=== GOAL ===
Copy the records below exactly, omitting any pictures they contain.

Collected data:
______
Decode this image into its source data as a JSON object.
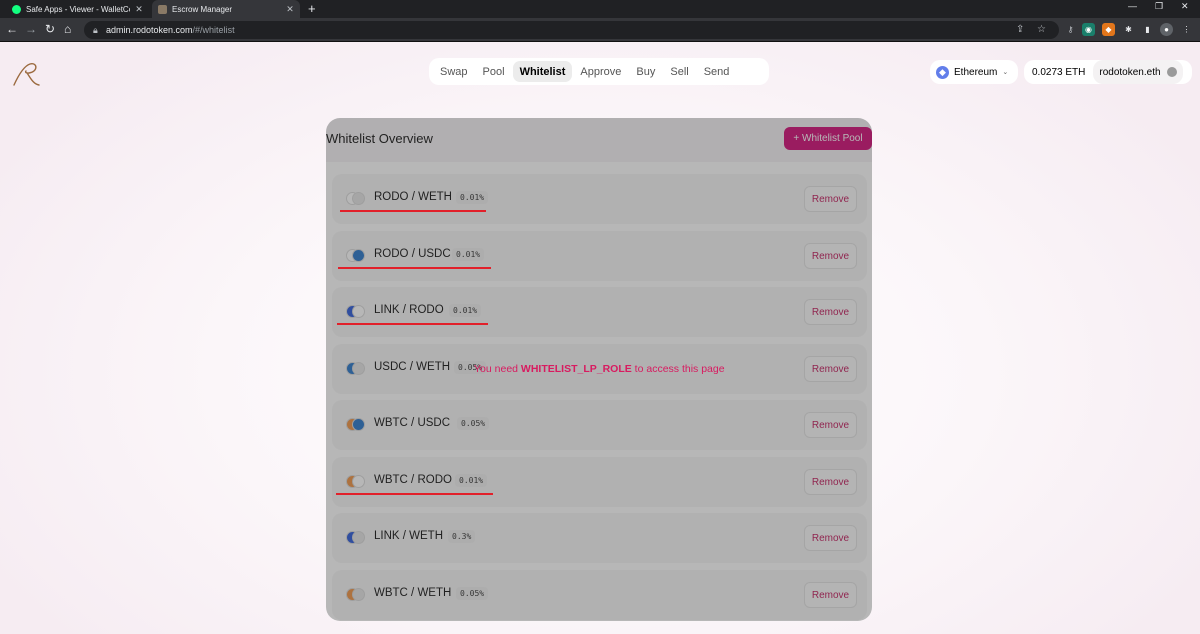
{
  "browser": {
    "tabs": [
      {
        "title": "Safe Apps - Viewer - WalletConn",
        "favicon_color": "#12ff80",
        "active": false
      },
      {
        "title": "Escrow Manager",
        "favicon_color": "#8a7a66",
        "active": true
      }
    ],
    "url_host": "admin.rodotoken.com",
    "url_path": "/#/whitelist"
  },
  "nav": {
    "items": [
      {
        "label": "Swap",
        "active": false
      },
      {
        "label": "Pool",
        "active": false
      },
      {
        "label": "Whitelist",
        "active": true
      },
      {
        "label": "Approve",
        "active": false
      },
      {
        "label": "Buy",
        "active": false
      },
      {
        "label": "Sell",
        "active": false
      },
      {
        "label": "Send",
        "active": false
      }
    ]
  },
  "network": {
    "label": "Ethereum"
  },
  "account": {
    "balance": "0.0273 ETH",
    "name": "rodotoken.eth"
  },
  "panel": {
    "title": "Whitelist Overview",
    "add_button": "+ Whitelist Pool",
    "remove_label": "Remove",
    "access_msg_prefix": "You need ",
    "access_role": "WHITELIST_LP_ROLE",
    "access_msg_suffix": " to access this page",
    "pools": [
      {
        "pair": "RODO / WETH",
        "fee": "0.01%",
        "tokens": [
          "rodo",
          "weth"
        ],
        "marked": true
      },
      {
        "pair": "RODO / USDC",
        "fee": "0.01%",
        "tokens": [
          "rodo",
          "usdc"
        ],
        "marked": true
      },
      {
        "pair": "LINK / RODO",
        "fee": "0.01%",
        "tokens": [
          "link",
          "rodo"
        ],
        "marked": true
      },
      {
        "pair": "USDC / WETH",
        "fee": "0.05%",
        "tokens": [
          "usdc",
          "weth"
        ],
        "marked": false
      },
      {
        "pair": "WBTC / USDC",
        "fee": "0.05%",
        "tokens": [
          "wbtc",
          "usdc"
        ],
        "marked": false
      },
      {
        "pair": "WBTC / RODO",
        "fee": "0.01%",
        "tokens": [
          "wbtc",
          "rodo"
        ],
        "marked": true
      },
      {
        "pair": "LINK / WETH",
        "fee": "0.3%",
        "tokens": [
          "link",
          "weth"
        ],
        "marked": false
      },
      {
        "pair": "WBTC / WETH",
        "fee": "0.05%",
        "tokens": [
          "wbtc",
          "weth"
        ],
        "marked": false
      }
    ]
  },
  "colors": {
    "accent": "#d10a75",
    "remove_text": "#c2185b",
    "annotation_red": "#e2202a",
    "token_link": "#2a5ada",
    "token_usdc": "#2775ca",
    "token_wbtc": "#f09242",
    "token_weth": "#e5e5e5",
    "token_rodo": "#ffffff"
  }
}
______
=== THE REPLY ===
Decode this image into its source data as a JSON object.
{
  "browser": {
    "tabs": [
      {
        "title": "Safe Apps - Viewer - WalletConn",
        "favicon_color": "#12ff80",
        "active": false
      },
      {
        "title": "Escrow Manager",
        "favicon_color": "#8a7a66",
        "active": true
      }
    ],
    "url_host": "admin.rodotoken.com",
    "url_path": "/#/whitelist"
  },
  "nav": {
    "items": [
      {
        "label": "Swap",
        "active": false
      },
      {
        "label": "Pool",
        "active": false
      },
      {
        "label": "Whitelist",
        "active": true
      },
      {
        "label": "Approve",
        "active": false
      },
      {
        "label": "Buy",
        "active": false
      },
      {
        "label": "Sell",
        "active": false
      },
      {
        "label": "Send",
        "active": false
      }
    ]
  },
  "network": {
    "label": "Ethereum"
  },
  "account": {
    "balance": "0.0273 ETH",
    "name": "rodotoken.eth"
  },
  "panel": {
    "title": "Whitelist Overview",
    "add_button": "+ Whitelist Pool",
    "remove_label": "Remove",
    "access_msg_prefix": "You need ",
    "access_role": "WHITELIST_LP_ROLE",
    "access_msg_suffix": " to access this page",
    "pools": [
      {
        "pair": "RODO / WETH",
        "fee": "0.01%",
        "tokens": [
          "rodo",
          "weth"
        ],
        "marked": true
      },
      {
        "pair": "RODO / USDC",
        "fee": "0.01%",
        "tokens": [
          "rodo",
          "usdc"
        ],
        "marked": true
      },
      {
        "pair": "LINK / RODO",
        "fee": "0.01%",
        "tokens": [
          "link",
          "rodo"
        ],
        "marked": true
      },
      {
        "pair": "USDC / WETH",
        "fee": "0.05%",
        "tokens": [
          "usdc",
          "weth"
        ],
        "marked": false
      },
      {
        "pair": "WBTC / USDC",
        "fee": "0.05%",
        "tokens": [
          "wbtc",
          "usdc"
        ],
        "marked": false
      },
      {
        "pair": "WBTC / RODO",
        "fee": "0.01%",
        "tokens": [
          "wbtc",
          "rodo"
        ],
        "marked": true
      },
      {
        "pair": "LINK / WETH",
        "fee": "0.3%",
        "tokens": [
          "link",
          "weth"
        ],
        "marked": false
      },
      {
        "pair": "WBTC / WETH",
        "fee": "0.05%",
        "tokens": [
          "wbtc",
          "weth"
        ],
        "marked": false
      }
    ]
  },
  "colors": {
    "accent": "#d10a75",
    "remove_text": "#c2185b",
    "annotation_red": "#e2202a",
    "token_link": "#2a5ada",
    "token_usdc": "#2775ca",
    "token_wbtc": "#f09242",
    "token_weth": "#e5e5e5",
    "token_rodo": "#ffffff"
  }
}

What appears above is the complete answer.